# Start of Dataset excerpts

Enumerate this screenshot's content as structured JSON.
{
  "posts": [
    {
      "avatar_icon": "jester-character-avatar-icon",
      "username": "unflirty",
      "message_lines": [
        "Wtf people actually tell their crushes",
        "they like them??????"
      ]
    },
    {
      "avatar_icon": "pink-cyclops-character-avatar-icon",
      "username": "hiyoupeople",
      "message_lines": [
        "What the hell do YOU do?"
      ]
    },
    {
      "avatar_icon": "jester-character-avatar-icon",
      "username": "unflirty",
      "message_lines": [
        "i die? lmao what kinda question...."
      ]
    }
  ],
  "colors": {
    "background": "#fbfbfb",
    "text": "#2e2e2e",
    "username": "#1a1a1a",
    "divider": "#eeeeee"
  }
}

# End of Dataset excerpts

▸ **Do this**
The records above should be duplicated in full, exactly as given.

▸ **Result**
Enumerate this screenshot's content as structured JSON.
{
  "posts": [
    {
      "avatar_icon": "jester-character-avatar-icon",
      "username": "unflirty",
      "message_lines": [
        "Wtf people actually tell their crushes",
        "they like them??????"
      ]
    },
    {
      "avatar_icon": "pink-cyclops-character-avatar-icon",
      "username": "hiyoupeople",
      "message_lines": [
        "What the hell do YOU do?"
      ]
    },
    {
      "avatar_icon": "jester-character-avatar-icon",
      "username": "unflirty",
      "message_lines": [
        "i die? lmao what kinda question...."
      ]
    }
  ],
  "colors": {
    "background": "#fbfbfb",
    "text": "#2e2e2e",
    "username": "#1a1a1a",
    "divider": "#eeeeee"
  }
}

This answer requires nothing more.